DESCRIPTION OF THE TASK
I need each line of the entries below that includes the string "visar".

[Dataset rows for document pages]

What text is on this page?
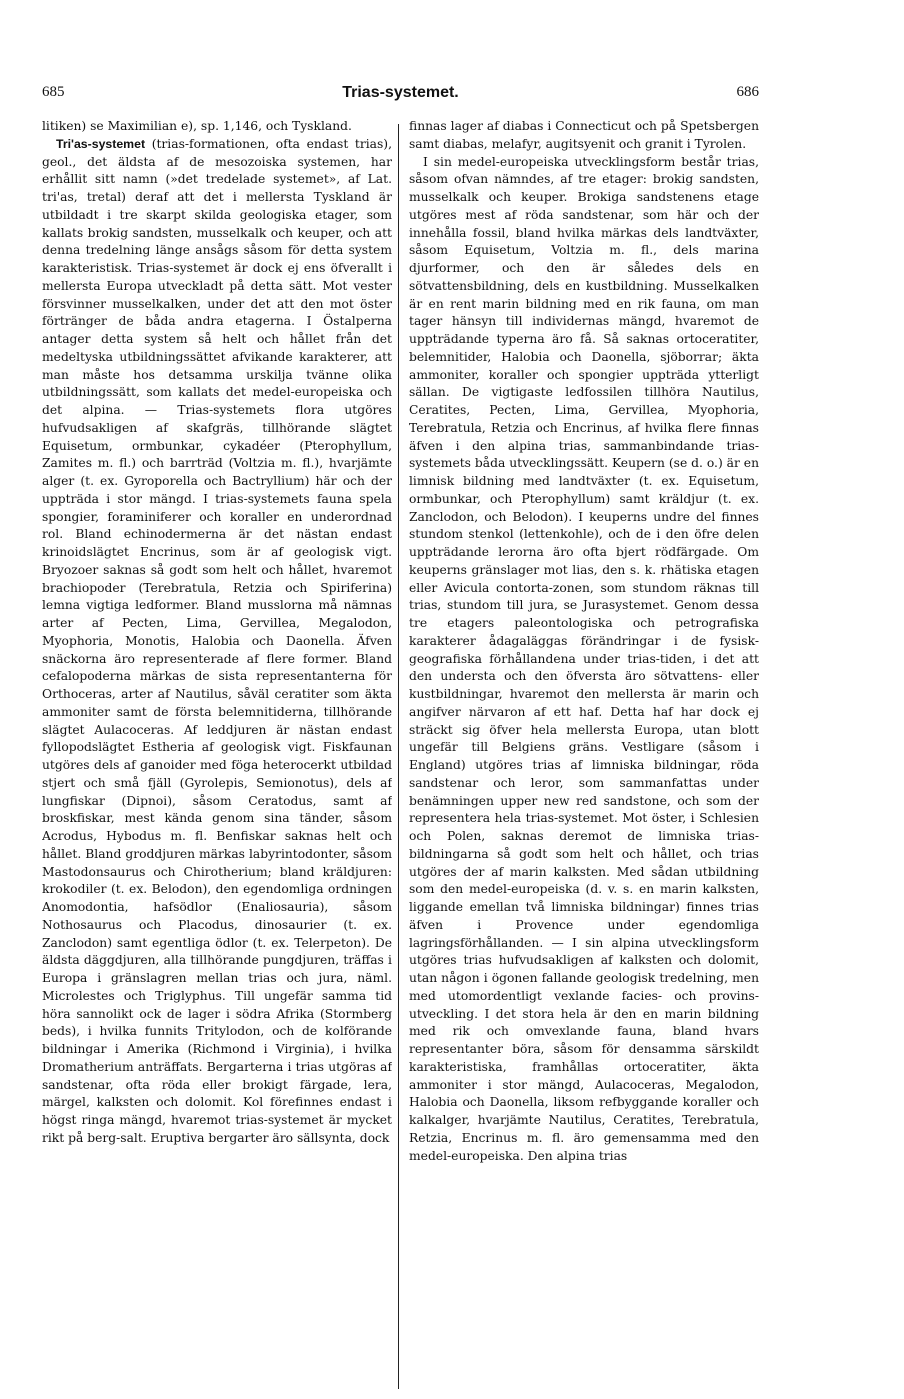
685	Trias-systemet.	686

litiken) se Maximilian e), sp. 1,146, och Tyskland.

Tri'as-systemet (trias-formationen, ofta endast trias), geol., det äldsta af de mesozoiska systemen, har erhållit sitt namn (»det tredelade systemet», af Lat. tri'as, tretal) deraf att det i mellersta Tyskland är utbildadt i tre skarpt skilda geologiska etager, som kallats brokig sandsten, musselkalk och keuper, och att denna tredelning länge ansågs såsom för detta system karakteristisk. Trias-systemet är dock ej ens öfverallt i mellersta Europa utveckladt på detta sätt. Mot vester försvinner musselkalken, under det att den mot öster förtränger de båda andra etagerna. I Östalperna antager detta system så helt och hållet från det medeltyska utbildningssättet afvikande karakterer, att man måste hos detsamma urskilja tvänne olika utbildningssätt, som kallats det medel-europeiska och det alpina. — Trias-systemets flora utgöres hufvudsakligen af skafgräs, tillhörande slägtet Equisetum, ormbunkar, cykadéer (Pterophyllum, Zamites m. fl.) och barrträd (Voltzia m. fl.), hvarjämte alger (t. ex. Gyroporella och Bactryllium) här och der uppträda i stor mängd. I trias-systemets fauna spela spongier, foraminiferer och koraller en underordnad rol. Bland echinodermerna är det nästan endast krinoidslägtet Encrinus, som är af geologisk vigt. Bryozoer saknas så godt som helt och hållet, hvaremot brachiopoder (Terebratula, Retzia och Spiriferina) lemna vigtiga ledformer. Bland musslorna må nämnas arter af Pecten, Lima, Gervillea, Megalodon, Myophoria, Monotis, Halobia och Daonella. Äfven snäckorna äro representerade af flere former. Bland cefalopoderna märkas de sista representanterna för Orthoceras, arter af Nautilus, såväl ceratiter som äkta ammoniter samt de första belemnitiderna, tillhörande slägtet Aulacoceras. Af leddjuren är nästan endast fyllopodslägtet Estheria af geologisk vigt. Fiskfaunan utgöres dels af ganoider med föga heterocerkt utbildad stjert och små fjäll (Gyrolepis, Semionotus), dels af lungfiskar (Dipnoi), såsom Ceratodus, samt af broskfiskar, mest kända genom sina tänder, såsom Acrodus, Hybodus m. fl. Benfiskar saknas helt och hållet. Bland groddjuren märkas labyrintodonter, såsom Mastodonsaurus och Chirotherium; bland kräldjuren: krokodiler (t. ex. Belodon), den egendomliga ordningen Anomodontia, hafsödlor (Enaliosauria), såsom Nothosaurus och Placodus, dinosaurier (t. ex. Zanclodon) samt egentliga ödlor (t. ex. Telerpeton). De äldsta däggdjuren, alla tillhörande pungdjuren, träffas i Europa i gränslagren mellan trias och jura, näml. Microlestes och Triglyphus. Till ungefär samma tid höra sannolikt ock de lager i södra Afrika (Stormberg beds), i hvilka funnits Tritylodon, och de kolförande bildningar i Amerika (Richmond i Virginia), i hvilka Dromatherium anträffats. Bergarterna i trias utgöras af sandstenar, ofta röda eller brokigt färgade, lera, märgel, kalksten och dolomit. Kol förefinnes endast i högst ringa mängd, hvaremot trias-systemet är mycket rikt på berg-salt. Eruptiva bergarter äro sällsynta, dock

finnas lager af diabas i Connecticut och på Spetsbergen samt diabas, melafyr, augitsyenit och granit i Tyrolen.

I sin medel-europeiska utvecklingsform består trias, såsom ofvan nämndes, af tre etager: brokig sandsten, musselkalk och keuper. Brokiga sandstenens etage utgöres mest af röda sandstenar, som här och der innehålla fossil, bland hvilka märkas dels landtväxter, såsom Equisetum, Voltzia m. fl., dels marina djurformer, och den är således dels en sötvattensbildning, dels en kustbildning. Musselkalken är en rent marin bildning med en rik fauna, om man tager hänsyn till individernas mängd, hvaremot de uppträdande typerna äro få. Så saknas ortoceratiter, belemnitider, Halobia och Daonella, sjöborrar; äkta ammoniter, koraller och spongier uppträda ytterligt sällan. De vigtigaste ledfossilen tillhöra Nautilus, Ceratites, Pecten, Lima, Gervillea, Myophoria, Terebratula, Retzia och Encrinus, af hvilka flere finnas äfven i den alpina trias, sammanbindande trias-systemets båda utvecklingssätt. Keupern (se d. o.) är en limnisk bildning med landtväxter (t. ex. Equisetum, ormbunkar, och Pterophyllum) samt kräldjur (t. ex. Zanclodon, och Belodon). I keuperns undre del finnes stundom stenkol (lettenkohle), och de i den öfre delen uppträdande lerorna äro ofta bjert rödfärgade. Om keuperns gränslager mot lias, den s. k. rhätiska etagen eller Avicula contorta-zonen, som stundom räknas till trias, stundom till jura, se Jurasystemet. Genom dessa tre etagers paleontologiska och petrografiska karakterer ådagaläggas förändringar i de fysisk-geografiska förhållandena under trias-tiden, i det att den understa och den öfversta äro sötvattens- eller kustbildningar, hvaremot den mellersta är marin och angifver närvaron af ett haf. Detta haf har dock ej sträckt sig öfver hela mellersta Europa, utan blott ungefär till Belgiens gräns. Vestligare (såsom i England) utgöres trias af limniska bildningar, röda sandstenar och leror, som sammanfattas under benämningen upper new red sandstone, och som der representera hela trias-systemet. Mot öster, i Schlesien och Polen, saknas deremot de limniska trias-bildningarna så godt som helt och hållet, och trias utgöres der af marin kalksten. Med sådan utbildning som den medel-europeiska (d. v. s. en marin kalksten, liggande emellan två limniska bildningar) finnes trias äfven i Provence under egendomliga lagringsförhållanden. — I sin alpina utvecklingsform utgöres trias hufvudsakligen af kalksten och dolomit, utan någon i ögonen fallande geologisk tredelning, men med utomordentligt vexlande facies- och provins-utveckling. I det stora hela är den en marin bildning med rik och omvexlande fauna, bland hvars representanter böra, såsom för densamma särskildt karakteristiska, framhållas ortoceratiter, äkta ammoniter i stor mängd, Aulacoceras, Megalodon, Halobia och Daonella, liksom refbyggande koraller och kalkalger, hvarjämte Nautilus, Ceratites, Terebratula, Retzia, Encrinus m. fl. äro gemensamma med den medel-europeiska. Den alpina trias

* * *

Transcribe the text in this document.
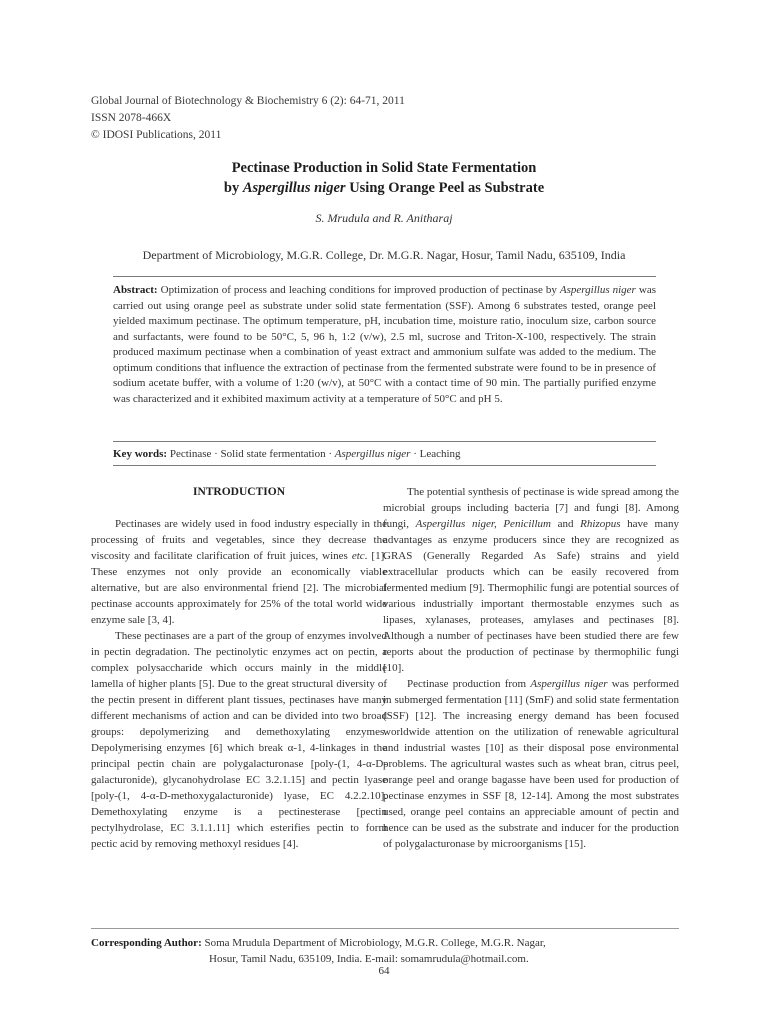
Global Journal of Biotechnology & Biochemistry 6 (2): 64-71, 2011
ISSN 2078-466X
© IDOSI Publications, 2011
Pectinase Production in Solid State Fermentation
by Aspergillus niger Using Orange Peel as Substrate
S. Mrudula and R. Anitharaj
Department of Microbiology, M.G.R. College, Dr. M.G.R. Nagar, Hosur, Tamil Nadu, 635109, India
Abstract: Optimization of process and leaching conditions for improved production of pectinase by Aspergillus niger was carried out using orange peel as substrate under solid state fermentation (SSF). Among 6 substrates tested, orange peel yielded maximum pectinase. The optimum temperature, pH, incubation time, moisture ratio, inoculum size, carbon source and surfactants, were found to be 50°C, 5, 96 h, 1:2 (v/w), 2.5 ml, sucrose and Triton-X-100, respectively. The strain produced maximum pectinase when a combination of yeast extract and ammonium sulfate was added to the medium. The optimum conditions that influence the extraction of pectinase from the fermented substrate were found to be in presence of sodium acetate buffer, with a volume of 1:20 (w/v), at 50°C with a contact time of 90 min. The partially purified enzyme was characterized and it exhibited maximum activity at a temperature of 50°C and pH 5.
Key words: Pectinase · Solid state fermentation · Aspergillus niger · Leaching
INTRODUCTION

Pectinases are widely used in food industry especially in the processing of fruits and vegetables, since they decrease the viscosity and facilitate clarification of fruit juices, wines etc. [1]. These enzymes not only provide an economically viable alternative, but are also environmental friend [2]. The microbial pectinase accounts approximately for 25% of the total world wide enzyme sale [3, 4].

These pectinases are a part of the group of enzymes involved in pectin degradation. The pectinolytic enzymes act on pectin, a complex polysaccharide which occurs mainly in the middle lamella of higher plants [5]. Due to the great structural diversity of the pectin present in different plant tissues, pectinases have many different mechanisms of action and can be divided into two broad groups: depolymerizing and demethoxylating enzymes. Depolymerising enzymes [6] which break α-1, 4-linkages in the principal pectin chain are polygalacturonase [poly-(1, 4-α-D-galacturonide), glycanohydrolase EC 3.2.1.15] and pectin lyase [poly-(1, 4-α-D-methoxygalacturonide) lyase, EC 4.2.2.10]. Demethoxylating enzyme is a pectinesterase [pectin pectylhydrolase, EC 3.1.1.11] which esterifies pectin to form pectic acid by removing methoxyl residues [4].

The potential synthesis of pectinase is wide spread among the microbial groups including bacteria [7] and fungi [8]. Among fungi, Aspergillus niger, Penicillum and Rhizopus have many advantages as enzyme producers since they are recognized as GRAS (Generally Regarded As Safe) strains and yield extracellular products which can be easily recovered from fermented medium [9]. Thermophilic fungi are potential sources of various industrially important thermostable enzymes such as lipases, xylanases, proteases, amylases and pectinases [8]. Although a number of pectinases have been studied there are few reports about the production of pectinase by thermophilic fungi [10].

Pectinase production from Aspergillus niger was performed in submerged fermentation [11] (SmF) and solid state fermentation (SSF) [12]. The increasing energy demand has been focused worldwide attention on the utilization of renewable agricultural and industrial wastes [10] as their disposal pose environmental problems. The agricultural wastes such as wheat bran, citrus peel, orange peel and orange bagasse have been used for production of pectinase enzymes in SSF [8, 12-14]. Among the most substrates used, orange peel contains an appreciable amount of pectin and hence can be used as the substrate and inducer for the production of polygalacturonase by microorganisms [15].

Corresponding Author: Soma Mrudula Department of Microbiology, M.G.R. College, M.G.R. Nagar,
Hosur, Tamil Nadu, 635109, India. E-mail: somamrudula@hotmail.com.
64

...

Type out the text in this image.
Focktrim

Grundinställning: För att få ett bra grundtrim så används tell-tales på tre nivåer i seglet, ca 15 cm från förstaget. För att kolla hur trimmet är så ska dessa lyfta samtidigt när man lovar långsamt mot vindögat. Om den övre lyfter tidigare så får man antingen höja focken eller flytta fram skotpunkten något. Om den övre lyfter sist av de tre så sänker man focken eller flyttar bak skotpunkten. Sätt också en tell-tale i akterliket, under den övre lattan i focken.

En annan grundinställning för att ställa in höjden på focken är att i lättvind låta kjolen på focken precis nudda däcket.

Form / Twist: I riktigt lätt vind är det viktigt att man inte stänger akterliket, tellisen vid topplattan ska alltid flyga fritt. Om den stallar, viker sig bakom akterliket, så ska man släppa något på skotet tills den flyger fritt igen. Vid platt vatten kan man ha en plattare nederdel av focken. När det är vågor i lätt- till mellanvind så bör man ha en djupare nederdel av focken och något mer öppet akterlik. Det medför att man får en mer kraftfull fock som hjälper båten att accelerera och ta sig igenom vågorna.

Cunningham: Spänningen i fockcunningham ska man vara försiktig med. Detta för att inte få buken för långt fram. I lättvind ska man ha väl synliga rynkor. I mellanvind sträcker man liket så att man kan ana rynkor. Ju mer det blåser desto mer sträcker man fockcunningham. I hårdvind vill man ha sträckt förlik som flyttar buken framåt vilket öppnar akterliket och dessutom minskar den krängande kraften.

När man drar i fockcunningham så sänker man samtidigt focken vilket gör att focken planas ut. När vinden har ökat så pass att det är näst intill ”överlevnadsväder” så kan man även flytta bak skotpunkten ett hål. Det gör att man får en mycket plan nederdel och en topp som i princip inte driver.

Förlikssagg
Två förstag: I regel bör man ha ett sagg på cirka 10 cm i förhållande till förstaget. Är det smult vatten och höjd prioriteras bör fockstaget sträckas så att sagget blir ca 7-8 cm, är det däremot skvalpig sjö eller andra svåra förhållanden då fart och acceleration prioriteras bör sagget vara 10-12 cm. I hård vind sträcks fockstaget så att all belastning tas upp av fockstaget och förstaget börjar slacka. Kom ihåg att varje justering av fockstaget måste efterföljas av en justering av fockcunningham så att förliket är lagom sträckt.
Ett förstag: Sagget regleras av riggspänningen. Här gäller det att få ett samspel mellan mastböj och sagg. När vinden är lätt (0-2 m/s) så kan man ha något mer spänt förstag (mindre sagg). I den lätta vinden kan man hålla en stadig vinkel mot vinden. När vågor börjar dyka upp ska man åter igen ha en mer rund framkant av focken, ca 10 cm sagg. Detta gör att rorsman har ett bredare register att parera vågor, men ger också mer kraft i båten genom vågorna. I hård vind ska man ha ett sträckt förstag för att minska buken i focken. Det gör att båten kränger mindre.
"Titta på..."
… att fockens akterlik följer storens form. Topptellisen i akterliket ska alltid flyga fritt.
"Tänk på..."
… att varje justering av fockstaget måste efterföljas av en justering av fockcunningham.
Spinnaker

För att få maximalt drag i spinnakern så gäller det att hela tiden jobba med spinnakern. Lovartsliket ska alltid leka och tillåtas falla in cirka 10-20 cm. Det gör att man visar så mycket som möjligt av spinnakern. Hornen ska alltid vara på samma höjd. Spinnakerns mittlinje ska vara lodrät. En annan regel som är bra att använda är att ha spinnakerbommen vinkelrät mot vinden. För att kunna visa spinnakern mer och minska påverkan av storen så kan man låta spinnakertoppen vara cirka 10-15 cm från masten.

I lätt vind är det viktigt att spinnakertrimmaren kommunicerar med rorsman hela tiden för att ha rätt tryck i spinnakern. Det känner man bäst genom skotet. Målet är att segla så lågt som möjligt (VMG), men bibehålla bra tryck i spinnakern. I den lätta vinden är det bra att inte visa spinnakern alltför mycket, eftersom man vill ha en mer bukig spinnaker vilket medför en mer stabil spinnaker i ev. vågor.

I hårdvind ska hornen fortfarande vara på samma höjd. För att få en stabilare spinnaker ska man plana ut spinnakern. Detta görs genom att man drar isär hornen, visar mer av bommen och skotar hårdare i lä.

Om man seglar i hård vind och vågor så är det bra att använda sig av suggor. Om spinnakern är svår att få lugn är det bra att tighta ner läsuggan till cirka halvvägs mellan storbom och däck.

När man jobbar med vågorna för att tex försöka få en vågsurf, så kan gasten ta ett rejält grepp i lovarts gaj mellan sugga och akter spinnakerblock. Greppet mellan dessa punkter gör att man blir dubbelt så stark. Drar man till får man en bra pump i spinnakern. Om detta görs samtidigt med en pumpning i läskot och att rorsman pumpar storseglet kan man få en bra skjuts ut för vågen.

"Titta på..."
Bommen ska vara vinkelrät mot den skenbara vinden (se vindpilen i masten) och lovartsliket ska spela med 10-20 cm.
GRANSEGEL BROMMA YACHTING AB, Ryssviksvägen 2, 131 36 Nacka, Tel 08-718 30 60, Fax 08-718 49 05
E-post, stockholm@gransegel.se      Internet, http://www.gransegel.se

WORKED SOLUTION
För att få maximalt drag i spinnakern så gäller det att hela tiden jobba med spinnakern. Lovartsliket ska alltid leka och tillåtas falla in cirka 10-20 cm. Det gör att man visar så mycket som möjligt av spinnakern. Hornen ska alltid vara på samma höjd. Spinnakerns mittlinje ska vara lodrät. En annan regel som är bra att använda är att ha spinnakerbommen vinkelrät mot vinden. För att kunna visa spinnakern mer och minska påverkan av storen så kan man låta spinnakertoppen vara cirka 10-15 cm från masten.
I hårdvind ska hornen fortfarande vara på samma höjd. För att få en stabilare spinnaker ska man plana ut spinnakern. Detta görs genom att man drar isär hornen, visar mer av bommen och skotar hårdare i lä.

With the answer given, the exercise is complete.